Written task: Copy all lines of the listing that include the string "Cornelius".
##### Task inputs
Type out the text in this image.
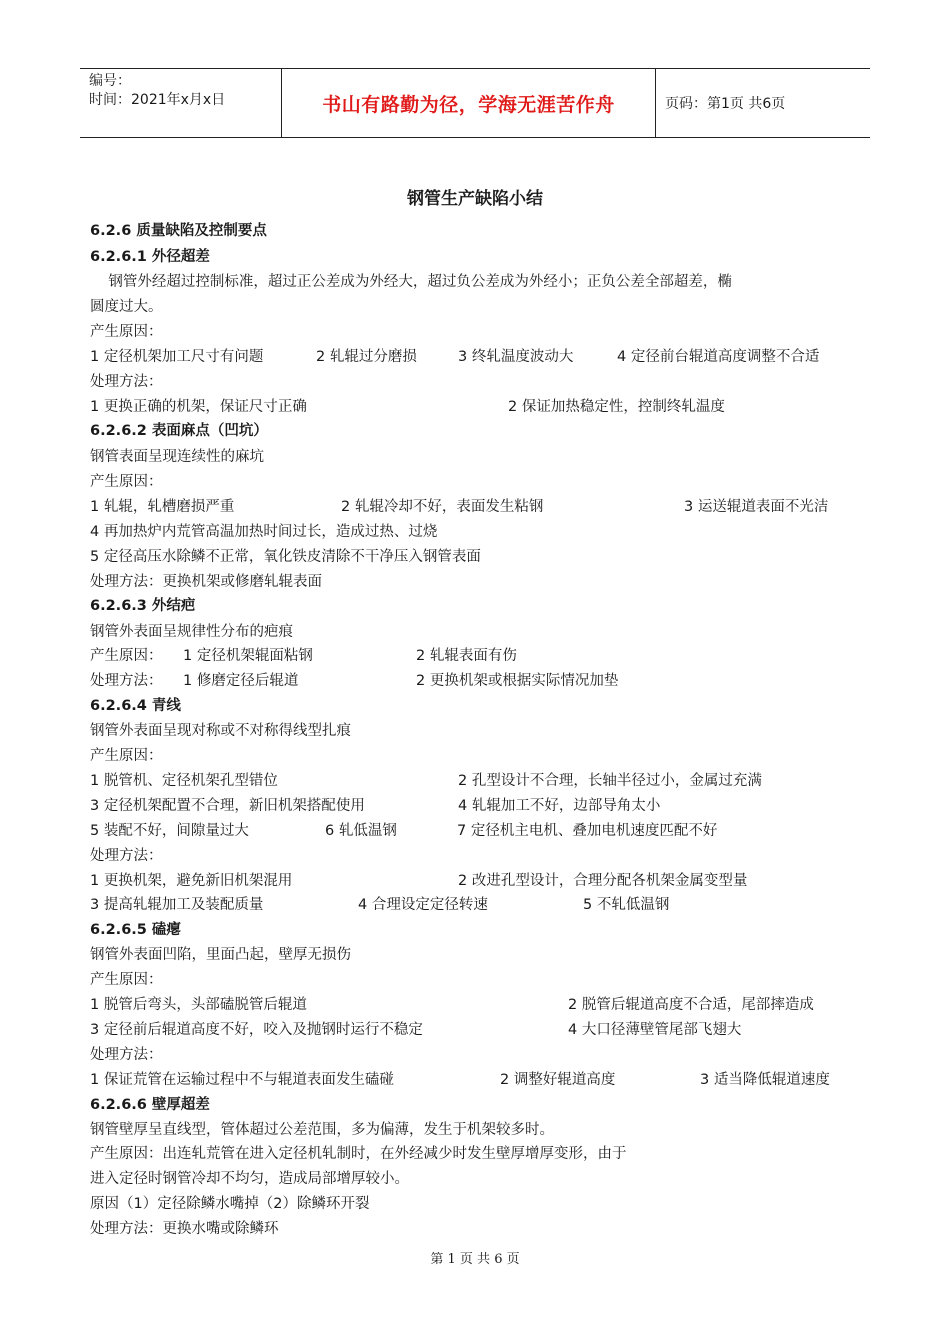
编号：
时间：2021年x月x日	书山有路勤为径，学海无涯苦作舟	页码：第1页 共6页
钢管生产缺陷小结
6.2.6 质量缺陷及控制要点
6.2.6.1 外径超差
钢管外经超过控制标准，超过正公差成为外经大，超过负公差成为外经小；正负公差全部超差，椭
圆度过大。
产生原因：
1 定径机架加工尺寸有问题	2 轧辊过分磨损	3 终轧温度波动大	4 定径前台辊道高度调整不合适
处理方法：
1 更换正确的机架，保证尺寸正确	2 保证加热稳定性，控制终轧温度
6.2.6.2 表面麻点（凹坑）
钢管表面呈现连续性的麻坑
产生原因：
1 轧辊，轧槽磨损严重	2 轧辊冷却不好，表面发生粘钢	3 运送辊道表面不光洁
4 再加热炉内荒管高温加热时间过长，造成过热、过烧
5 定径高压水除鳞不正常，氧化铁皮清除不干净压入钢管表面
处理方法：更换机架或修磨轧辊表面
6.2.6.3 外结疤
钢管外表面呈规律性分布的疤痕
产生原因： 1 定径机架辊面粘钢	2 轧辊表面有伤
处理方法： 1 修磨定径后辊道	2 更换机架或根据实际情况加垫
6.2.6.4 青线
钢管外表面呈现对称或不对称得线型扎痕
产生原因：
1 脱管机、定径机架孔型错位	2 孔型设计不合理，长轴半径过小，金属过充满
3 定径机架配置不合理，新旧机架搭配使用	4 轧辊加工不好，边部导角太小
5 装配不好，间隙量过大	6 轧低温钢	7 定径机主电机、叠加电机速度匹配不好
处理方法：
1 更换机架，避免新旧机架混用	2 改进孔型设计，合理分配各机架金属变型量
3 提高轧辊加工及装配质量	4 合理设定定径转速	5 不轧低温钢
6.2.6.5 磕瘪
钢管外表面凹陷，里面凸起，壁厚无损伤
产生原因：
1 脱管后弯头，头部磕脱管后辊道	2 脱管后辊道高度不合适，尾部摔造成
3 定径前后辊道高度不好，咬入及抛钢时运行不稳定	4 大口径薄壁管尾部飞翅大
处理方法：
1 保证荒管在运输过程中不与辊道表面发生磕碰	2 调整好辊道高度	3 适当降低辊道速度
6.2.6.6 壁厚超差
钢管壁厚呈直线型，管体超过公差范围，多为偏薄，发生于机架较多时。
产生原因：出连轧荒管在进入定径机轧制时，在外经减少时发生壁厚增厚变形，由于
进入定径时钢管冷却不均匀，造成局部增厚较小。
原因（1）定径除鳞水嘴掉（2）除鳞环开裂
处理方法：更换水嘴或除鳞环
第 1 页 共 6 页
##########
##### Task inputs
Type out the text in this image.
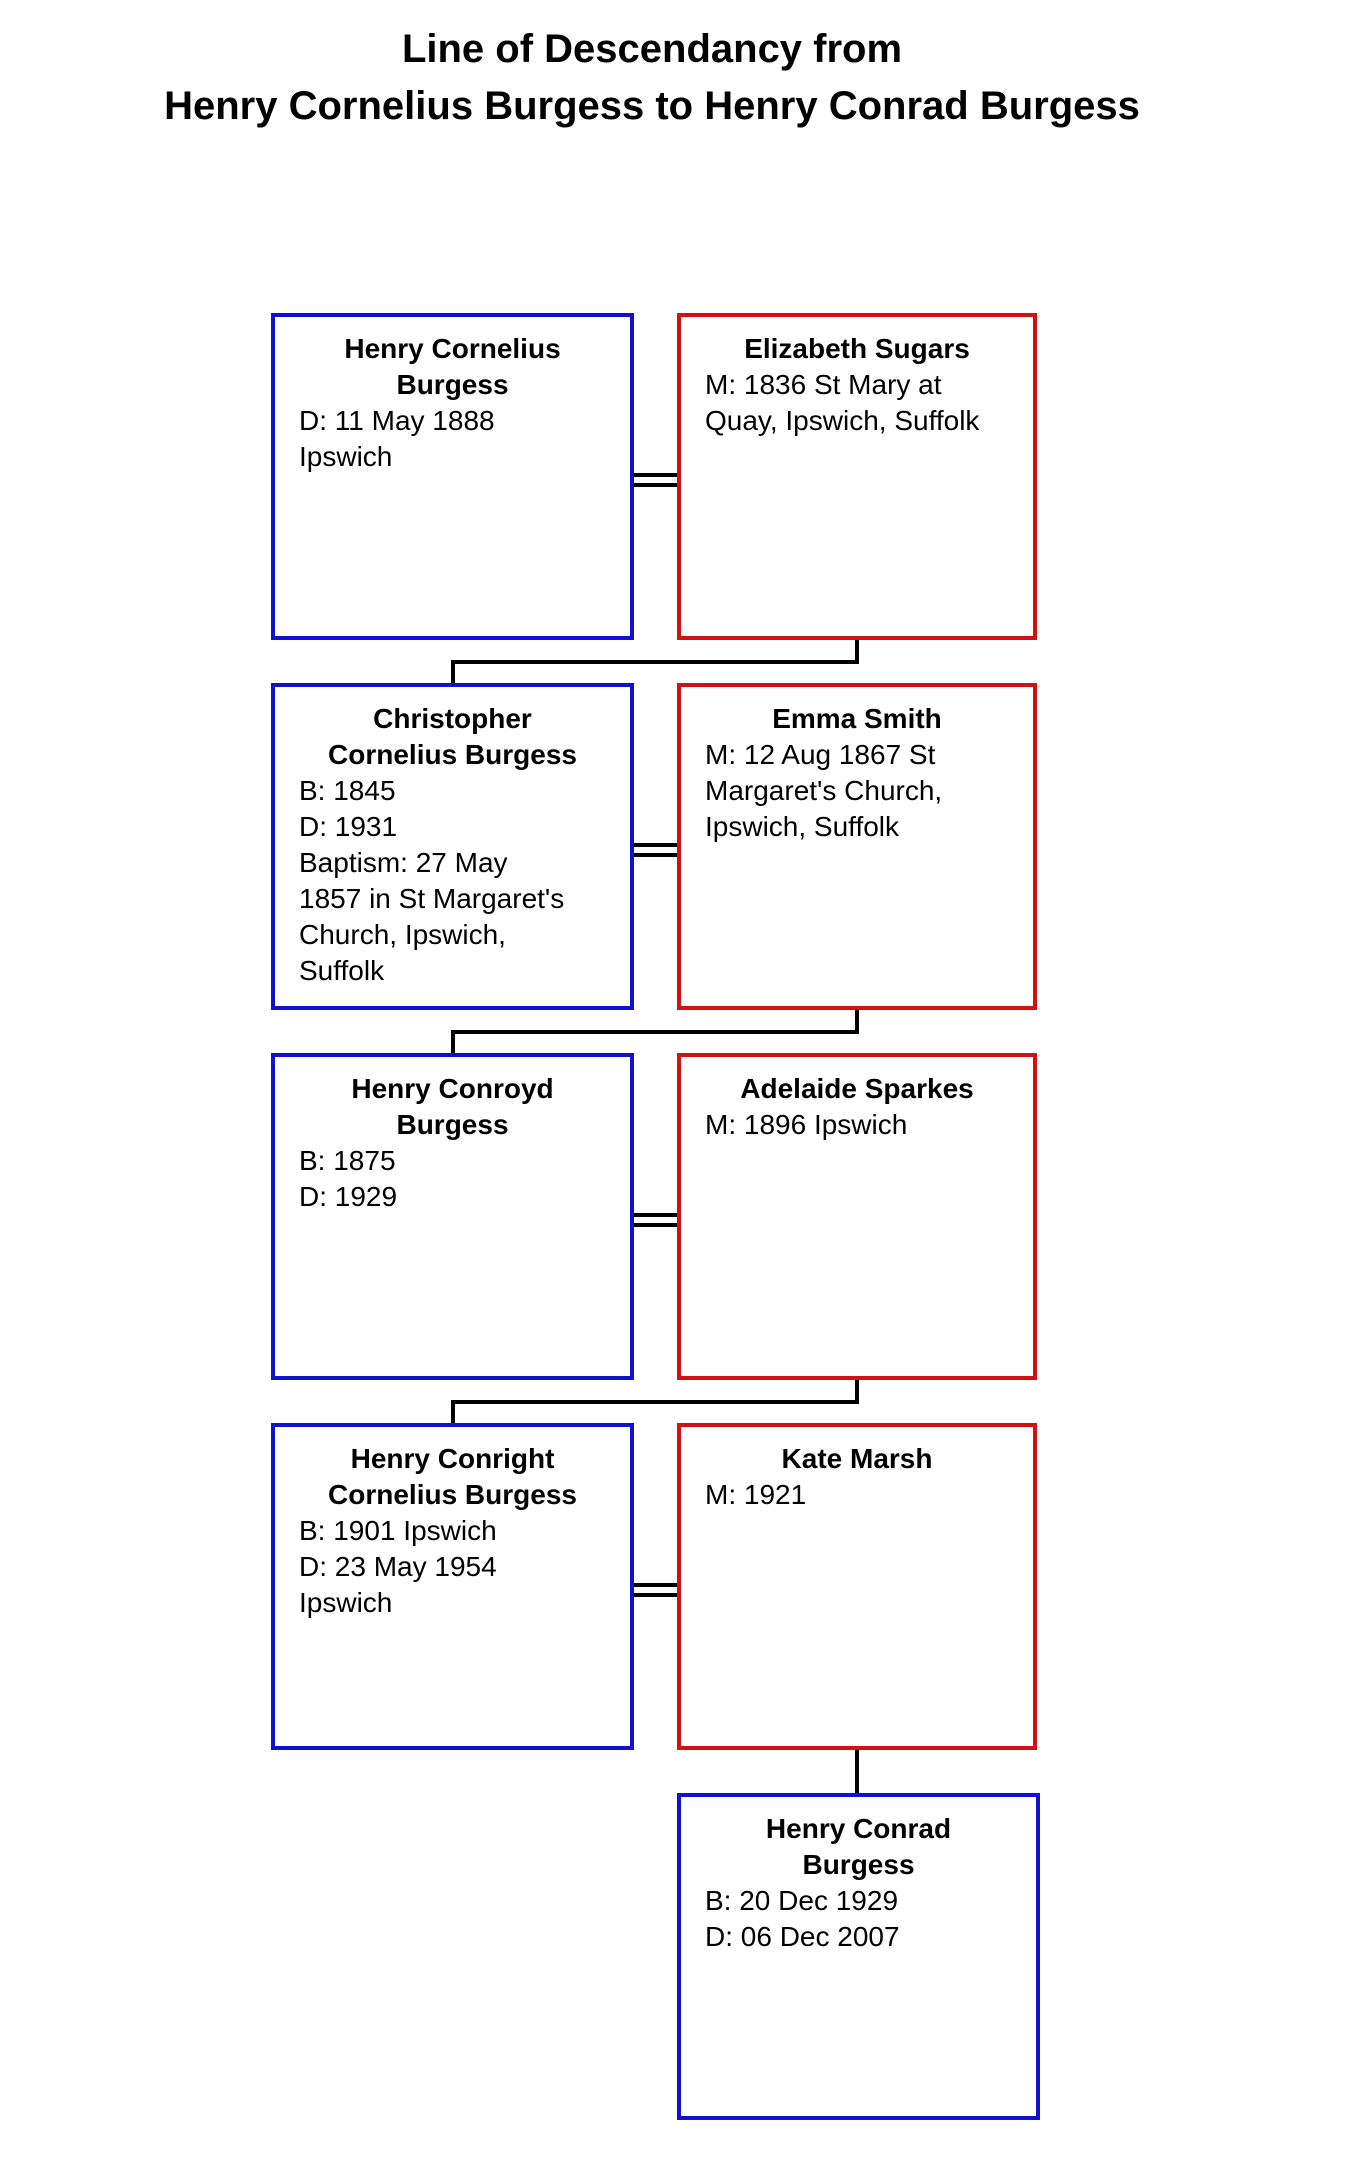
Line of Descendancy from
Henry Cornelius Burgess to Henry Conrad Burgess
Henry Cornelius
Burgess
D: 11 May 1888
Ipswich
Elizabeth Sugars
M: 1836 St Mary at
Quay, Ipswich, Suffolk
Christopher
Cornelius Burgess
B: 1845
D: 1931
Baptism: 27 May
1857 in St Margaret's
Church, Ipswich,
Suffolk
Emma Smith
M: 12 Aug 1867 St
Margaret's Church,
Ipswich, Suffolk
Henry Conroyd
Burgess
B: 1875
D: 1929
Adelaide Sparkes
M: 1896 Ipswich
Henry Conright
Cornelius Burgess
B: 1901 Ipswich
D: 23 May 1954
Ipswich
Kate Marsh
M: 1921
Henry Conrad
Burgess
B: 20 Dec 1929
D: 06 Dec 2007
##########
Solution to this problem:
Henry Cornelius Burgess to Henry Conrad Burgess
Henry Cornelius
Cornelius Burgess
Cornelius Burgess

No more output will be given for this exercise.